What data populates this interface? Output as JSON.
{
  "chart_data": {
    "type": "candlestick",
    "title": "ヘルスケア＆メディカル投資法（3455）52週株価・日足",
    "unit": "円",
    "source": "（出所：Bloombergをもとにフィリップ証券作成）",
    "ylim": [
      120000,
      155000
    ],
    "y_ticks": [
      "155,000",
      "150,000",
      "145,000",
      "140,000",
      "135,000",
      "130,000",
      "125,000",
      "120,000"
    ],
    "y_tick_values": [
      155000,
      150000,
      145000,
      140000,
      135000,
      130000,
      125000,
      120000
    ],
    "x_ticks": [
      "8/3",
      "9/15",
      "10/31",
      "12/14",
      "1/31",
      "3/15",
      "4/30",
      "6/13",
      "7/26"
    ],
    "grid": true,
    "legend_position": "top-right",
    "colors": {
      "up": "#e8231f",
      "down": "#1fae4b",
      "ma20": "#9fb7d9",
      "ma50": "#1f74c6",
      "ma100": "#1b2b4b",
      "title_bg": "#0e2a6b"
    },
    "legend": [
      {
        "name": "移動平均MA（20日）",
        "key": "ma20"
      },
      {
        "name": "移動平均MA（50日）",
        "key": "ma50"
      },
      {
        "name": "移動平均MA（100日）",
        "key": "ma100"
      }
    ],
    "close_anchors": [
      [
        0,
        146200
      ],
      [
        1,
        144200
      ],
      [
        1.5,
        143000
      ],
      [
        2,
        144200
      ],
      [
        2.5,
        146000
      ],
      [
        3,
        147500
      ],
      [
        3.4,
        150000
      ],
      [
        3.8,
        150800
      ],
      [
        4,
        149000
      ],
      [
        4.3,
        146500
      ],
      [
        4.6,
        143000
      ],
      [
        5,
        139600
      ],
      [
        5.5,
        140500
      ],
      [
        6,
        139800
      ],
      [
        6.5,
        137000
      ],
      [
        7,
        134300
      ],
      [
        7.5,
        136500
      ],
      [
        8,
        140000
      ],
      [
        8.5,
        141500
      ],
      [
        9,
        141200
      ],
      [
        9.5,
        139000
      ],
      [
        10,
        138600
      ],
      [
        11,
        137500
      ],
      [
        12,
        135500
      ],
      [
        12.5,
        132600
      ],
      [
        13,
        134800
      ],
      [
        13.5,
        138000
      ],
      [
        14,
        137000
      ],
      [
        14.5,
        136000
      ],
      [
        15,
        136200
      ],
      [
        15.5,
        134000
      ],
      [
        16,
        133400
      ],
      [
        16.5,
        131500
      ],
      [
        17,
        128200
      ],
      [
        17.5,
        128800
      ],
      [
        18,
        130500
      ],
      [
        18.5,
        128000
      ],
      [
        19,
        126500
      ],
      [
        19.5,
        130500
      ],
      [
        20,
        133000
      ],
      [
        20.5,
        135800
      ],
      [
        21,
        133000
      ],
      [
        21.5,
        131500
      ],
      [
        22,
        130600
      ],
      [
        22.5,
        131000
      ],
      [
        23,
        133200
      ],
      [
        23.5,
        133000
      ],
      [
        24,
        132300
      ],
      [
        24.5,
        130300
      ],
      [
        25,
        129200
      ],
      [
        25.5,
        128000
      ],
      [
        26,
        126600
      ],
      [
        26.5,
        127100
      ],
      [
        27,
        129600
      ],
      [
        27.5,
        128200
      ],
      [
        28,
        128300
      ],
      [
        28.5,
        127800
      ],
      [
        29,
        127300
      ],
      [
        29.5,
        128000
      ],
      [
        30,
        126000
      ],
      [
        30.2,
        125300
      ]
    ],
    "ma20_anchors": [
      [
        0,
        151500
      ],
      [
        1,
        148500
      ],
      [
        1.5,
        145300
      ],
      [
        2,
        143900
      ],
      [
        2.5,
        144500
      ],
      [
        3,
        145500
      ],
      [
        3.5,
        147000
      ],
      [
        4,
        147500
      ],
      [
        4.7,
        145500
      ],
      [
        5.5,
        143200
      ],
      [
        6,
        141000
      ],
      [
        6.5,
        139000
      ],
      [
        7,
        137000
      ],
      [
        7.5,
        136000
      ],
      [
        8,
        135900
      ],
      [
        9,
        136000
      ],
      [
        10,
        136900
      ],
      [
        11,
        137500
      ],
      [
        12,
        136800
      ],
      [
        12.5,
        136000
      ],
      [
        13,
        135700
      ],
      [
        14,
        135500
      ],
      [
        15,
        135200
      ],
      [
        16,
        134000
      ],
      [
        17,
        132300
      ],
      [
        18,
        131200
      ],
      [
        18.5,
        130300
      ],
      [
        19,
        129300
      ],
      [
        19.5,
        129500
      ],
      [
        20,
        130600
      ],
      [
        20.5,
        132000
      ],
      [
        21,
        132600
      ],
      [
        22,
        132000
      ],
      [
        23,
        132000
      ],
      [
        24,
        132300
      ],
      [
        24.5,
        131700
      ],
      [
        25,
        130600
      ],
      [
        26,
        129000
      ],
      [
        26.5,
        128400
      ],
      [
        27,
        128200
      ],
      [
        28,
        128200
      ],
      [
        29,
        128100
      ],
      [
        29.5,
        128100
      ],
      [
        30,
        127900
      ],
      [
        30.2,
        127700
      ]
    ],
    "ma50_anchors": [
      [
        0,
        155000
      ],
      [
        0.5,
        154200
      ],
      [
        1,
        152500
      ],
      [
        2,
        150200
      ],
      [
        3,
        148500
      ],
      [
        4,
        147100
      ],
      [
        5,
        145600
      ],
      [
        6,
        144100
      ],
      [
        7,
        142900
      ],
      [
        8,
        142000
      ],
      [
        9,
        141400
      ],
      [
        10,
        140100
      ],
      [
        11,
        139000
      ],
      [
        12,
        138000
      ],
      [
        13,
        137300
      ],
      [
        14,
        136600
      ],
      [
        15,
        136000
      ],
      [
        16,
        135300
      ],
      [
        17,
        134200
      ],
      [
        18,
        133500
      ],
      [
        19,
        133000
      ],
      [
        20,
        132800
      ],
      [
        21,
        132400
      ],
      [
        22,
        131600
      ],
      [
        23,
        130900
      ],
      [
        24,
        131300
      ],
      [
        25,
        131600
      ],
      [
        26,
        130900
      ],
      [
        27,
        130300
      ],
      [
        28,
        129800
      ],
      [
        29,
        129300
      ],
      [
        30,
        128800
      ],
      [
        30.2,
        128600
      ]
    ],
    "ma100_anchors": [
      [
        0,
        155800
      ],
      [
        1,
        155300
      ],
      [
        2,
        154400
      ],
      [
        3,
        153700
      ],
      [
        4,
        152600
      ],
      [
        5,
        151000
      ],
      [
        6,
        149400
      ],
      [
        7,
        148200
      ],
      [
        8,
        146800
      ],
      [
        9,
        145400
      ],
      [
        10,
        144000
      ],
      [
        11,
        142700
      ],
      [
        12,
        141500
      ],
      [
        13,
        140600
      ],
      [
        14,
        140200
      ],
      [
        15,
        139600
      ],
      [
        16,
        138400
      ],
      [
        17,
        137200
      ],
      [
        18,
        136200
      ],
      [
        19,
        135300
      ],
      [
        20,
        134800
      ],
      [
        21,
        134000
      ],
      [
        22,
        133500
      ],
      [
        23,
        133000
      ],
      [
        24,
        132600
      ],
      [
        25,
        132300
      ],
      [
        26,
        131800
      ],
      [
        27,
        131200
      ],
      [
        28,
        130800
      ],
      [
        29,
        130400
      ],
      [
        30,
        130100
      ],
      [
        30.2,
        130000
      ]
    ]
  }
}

---*---

## What is needed
Quote all of the entries verbatim.

## Reply
What data populates this interface? Output as JSON.
{
  "chart_data": {
    "type": "candlestick",
    "title": "ヘルスケア＆メディカル投資法（3455）52週株価・日足",
    "unit": "円",
    "source": "（出所：Bloombergをもとにフィリップ証券作成）",
    "ylim": [
      120000,
      155000
    ],
    "y_ticks": [
      "155,000",
      "150,000",
      "145,000",
      "140,000",
      "135,000",
      "130,000",
      "125,000",
      "120,000"
    ],
    "y_tick_values": [
      155000,
      150000,
      145000,
      140000,
      135000,
      130000,
      125000,
      120000
    ],
    "x_ticks": [
      "8/3",
      "9/15",
      "10/31",
      "12/14",
      "1/31",
      "3/15",
      "4/30",
      "6/13",
      "7/26"
    ],
    "grid": true,
    "legend_position": "top-right",
    "colors": {
      "up": "#e8231f",
      "down": "#1fae4b",
      "ma20": "#9fb7d9",
      "ma50": "#1f74c6",
      "ma100": "#1b2b4b",
      "title_bg": "#0e2a6b"
    },
    "legend": [
      {
        "name": "移動平均MA（20日）",
        "key": "ma20"
      },
      {
        "name": "移動平均MA（50日）",
        "key": "ma50"
      },
      {
        "name": "移動平均MA（100日）",
        "key": "ma100"
      }
    ],
    "close_anchors": [
      [
        0,
        146200
      ],
      [
        1,
        144200
      ],
      [
        1.5,
        143000
      ],
      [
        2,
        144200
      ],
      [
        2.5,
        146000
      ],
      [
        3,
        147500
      ],
      [
        3.4,
        150000
      ],
      [
        3.8,
        150800
      ],
      [
        4,
        149000
      ],
      [
        4.3,
        146500
      ],
      [
        4.6,
        143000
      ],
      [
        5,
        139600
      ],
      [
        5.5,
        140500
      ],
      [
        6,
        139800
      ],
      [
        6.5,
        137000
      ],
      [
        7,
        134300
      ],
      [
        7.5,
        136500
      ],
      [
        8,
        140000
      ],
      [
        8.5,
        141500
      ],
      [
        9,
        141200
      ],
      [
        9.5,
        139000
      ],
      [
        10,
        138600
      ],
      [
        11,
        137500
      ],
      [
        12,
        135500
      ],
      [
        12.5,
        132600
      ],
      [
        13,
        134800
      ],
      [
        13.5,
        138000
      ],
      [
        14,
        137000
      ],
      [
        14.5,
        136000
      ],
      [
        15,
        136200
      ],
      [
        15.5,
        134000
      ],
      [
        16,
        133400
      ],
      [
        16.5,
        131500
      ],
      [
        17,
        128200
      ],
      [
        17.5,
        128800
      ],
      [
        18,
        130500
      ],
      [
        18.5,
        128000
      ],
      [
        19,
        126500
      ],
      [
        19.5,
        130500
      ],
      [
        20,
        133000
      ],
      [
        20.5,
        135800
      ],
      [
        21,
        133000
      ],
      [
        21.5,
        131500
      ],
      [
        22,
        130600
      ],
      [
        22.5,
        131000
      ],
      [
        23,
        133200
      ],
      [
        23.5,
        133000
      ],
      [
        24,
        132300
      ],
      [
        24.5,
        130300
      ],
      [
        25,
        129200
      ],
      [
        25.5,
        128000
      ],
      [
        26,
        126600
      ],
      [
        26.5,
        127100
      ],
      [
        27,
        129600
      ],
      [
        27.5,
        128200
      ],
      [
        28,
        128300
      ],
      [
        28.5,
        127800
      ],
      [
        29,
        127300
      ],
      [
        29.5,
        128000
      ],
      [
        30,
        126000
      ],
      [
        30.2,
        125300
      ]
    ],
    "ma20_anchors": [
      [
        0,
        151500
      ],
      [
        1,
        148500
      ],
      [
        1.5,
        145300
      ],
      [
        2,
        143900
      ],
      [
        2.5,
        144500
      ],
      [
        3,
        145500
      ],
      [
        3.5,
        147000
      ],
      [
        4,
        147500
      ],
      [
        4.7,
        145500
      ],
      [
        5.5,
        143200
      ],
      [
        6,
        141000
      ],
      [
        6.5,
        139000
      ],
      [
        7,
        137000
      ],
      [
        7.5,
        136000
      ],
      [
        8,
        135900
      ],
      [
        9,
        136000
      ],
      [
        10,
        136900
      ],
      [
        11,
        137500
      ],
      [
        12,
        136800
      ],
      [
        12.5,
        136000
      ],
      [
        13,
        135700
      ],
      [
        14,
        135500
      ],
      [
        15,
        135200
      ],
      [
        16,
        134000
      ],
      [
        17,
        132300
      ],
      [
        18,
        131200
      ],
      [
        18.5,
        130300
      ],
      [
        19,
        129300
      ],
      [
        19.5,
        129500
      ],
      [
        20,
        130600
      ],
      [
        20.5,
        132000
      ],
      [
        21,
        132600
      ],
      [
        22,
        132000
      ],
      [
        23,
        132000
      ],
      [
        24,
        132300
      ],
      [
        24.5,
        131700
      ],
      [
        25,
        130600
      ],
      [
        26,
        129000
      ],
      [
        26.5,
        128400
      ],
      [
        27,
        128200
      ],
      [
        28,
        128200
      ],
      [
        29,
        128100
      ],
      [
        29.5,
        128100
      ],
      [
        30,
        127900
      ],
      [
        30.2,
        127700
      ]
    ],
    "ma50_anchors": [
      [
        0,
        155000
      ],
      [
        0.5,
        154200
      ],
      [
        1,
        152500
      ],
      [
        2,
        150200
      ],
      [
        3,
        148500
      ],
      [
        4,
        147100
      ],
      [
        5,
        145600
      ],
      [
        6,
        144100
      ],
      [
        7,
        142900
      ],
      [
        8,
        142000
      ],
      [
        9,
        141400
      ],
      [
        10,
        140100
      ],
      [
        11,
        139000
      ],
      [
        12,
        138000
      ],
      [
        13,
        137300
      ],
      [
        14,
        136600
      ],
      [
        15,
        136000
      ],
      [
        16,
        135300
      ],
      [
        17,
        134200
      ],
      [
        18,
        133500
      ],
      [
        19,
        133000
      ],
      [
        20,
        132800
      ],
      [
        21,
        132400
      ],
      [
        22,
        131600
      ],
      [
        23,
        130900
      ],
      [
        24,
        131300
      ],
      [
        25,
        131600
      ],
      [
        26,
        130900
      ],
      [
        27,
        130300
      ],
      [
        28,
        129800
      ],
      [
        29,
        129300
      ],
      [
        30,
        128800
      ],
      [
        30.2,
        128600
      ]
    ],
    "ma100_anchors": [
      [
        0,
        155800
      ],
      [
        1,
        155300
      ],
      [
        2,
        154400
      ],
      [
        3,
        153700
      ],
      [
        4,
        152600
      ],
      [
        5,
        151000
      ],
      [
        6,
        149400
      ],
      [
        7,
        148200
      ],
      [
        8,
        146800
      ],
      [
        9,
        145400
      ],
      [
        10,
        144000
      ],
      [
        11,
        142700
      ],
      [
        12,
        141500
      ],
      [
        13,
        140600
      ],
      [
        14,
        140200
      ],
      [
        15,
        139600
      ],
      [
        16,
        138400
      ],
      [
        17,
        137200
      ],
      [
        18,
        136200
      ],
      [
        19,
        135300
      ],
      [
        20,
        134800
      ],
      [
        21,
        134000
      ],
      [
        22,
        133500
      ],
      [
        23,
        133000
      ],
      [
        24,
        132600
      ],
      [
        25,
        132300
      ],
      [
        26,
        131800
      ],
      [
        27,
        131200
      ],
      [
        28,
        130800
      ],
      [
        29,
        130400
      ],
      [
        30,
        130100
      ],
      [
        30.2,
        130000
      ]
    ]
  }
}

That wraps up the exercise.